▸ Problem to solve:
Identify all lines below that hold "file" and collect them.

**** Records for the task ****

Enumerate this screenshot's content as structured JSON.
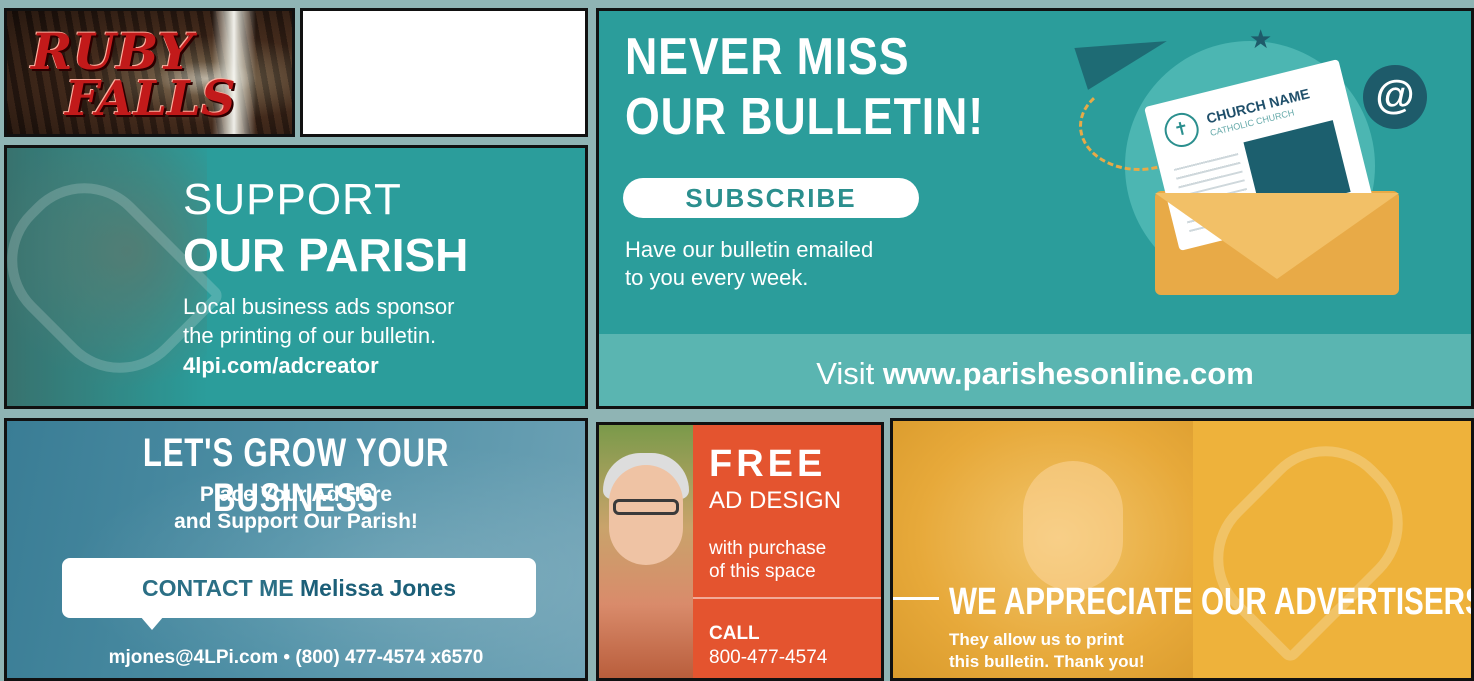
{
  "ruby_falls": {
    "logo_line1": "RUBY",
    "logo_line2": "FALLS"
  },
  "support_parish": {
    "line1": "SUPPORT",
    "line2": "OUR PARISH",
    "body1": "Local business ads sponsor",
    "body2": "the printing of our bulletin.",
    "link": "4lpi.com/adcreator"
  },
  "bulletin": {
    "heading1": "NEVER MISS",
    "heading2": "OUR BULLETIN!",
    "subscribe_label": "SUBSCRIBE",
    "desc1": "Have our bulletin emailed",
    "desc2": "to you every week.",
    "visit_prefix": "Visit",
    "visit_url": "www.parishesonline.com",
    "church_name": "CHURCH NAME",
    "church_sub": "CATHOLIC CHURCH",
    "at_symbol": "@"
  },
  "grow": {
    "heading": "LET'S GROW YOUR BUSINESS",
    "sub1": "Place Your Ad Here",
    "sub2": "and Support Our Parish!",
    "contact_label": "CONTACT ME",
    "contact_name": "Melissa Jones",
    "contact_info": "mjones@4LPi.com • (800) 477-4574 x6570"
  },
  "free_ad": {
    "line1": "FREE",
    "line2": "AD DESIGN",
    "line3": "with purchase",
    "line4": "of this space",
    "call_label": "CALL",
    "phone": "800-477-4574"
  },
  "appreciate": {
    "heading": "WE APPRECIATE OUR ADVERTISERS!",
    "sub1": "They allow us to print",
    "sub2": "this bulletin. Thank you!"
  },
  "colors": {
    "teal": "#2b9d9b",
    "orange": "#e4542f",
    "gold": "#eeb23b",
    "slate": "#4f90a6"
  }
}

****
**** Records for the task ****

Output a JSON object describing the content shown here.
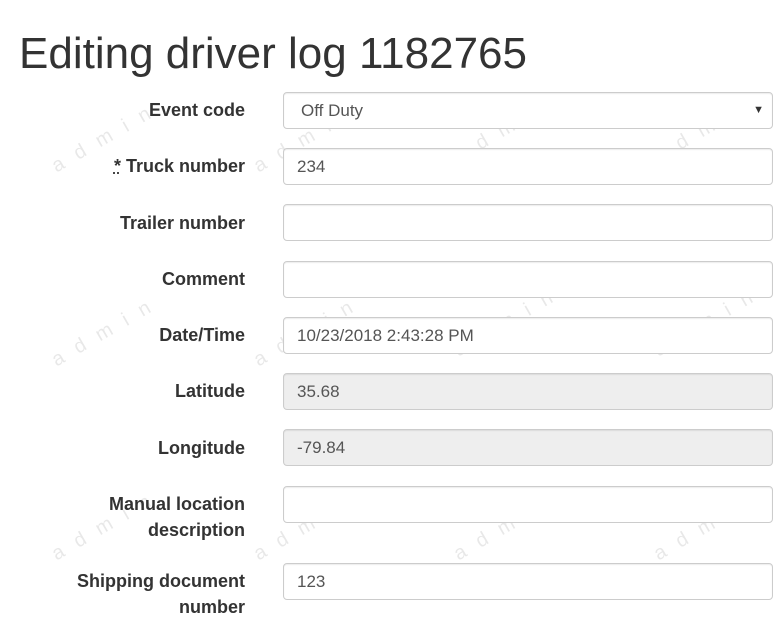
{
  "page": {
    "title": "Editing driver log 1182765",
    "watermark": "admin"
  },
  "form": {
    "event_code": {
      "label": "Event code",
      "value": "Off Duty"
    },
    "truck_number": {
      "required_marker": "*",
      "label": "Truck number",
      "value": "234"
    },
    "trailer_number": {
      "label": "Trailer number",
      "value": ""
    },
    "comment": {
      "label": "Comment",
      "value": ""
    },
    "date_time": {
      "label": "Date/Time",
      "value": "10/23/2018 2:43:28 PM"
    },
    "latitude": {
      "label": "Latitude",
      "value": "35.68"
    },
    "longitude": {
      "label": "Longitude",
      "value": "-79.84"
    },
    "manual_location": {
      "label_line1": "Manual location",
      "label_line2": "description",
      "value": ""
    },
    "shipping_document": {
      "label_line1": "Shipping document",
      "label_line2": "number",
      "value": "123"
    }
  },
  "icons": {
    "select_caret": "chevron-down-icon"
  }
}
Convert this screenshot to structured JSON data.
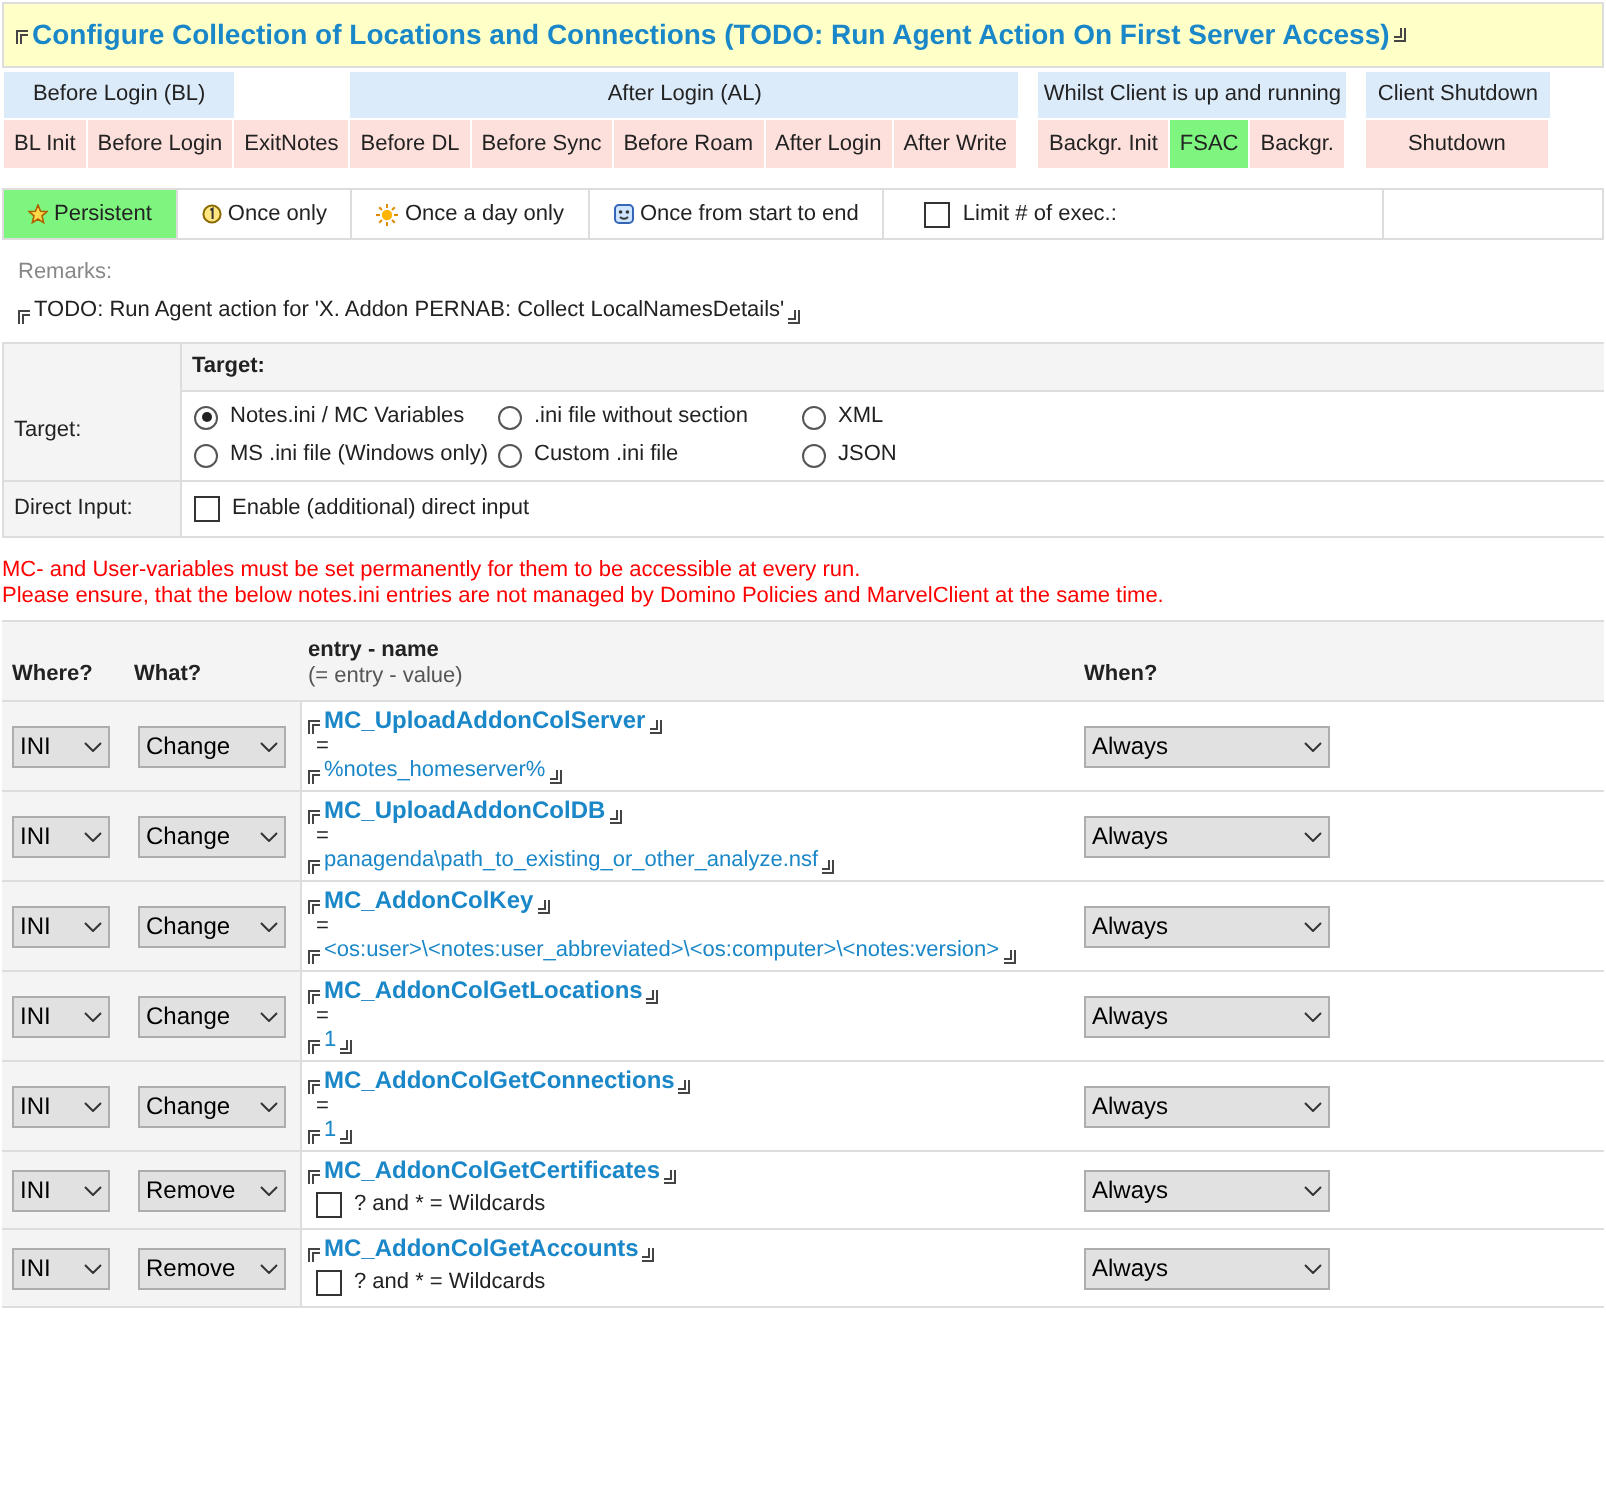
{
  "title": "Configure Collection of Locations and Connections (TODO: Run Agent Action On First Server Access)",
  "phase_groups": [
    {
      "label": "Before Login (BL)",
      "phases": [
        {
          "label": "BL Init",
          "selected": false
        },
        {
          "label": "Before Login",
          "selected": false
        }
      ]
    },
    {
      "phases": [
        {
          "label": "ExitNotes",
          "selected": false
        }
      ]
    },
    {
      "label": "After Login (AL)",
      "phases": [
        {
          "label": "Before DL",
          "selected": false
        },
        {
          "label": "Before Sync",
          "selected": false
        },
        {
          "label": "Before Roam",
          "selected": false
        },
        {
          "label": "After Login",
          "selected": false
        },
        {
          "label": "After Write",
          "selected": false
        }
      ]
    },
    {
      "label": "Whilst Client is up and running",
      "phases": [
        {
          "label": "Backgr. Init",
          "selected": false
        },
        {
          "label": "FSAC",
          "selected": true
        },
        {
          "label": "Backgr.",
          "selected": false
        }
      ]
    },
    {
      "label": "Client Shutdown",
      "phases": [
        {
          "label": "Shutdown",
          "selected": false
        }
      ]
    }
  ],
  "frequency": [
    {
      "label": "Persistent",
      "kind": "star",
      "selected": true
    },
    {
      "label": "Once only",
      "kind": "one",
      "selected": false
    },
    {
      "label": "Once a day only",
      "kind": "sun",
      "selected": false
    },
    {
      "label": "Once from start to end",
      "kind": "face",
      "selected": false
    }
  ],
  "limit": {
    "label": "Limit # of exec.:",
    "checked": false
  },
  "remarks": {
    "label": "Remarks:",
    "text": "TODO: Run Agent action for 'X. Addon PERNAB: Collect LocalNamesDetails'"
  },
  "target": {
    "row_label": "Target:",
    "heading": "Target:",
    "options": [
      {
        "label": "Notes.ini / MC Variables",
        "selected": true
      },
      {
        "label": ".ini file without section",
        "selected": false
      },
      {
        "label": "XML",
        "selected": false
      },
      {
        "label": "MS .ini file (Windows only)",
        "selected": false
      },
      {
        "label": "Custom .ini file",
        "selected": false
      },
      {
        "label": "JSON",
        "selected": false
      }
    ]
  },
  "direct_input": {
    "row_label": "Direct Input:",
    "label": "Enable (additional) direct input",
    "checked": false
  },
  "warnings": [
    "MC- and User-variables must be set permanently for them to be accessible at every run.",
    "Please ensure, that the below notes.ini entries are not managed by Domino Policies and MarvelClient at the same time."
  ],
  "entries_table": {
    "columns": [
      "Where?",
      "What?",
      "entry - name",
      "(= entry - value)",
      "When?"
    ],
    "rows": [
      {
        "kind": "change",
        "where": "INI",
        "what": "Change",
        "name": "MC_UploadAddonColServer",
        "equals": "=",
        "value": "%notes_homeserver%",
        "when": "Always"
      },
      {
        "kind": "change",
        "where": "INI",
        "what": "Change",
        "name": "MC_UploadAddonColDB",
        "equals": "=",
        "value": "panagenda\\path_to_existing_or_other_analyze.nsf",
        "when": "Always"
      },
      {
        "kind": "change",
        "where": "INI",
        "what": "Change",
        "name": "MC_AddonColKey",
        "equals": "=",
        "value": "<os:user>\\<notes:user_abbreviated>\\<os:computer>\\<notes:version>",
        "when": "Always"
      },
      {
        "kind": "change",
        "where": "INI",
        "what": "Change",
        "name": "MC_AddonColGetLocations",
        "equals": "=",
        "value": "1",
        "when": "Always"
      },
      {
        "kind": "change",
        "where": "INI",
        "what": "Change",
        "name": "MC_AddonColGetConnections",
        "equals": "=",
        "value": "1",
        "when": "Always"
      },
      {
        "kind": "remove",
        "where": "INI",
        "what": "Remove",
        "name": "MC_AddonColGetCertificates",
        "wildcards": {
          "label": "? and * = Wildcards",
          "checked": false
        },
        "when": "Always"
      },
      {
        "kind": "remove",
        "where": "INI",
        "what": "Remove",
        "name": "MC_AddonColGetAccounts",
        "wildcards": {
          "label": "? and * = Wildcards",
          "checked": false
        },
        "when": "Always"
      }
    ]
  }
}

****
**** Records for the task ****

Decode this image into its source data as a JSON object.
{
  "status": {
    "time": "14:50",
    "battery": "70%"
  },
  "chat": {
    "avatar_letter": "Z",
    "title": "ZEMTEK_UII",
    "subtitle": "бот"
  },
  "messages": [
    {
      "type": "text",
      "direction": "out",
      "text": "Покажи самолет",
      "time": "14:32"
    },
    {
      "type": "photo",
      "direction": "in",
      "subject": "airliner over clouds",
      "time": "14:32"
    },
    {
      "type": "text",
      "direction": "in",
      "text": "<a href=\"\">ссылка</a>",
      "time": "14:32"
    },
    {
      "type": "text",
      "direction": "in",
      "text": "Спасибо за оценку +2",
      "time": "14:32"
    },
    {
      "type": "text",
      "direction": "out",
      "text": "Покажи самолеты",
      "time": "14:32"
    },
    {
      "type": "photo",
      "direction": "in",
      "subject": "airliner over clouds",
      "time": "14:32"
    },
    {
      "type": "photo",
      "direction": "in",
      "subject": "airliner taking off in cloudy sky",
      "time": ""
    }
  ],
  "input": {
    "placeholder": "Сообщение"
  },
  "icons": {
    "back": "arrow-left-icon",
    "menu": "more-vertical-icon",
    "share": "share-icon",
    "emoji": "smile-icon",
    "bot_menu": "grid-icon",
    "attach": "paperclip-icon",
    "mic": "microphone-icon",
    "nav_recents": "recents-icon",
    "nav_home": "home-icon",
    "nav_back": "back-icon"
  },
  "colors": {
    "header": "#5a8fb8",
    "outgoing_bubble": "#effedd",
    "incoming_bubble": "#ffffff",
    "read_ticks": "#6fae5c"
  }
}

****

▸ Output of the exercise:
        "label": ".ini file without section",
        "label": "MS .ini file (Windows only)",
        "label": "Custom .ini file",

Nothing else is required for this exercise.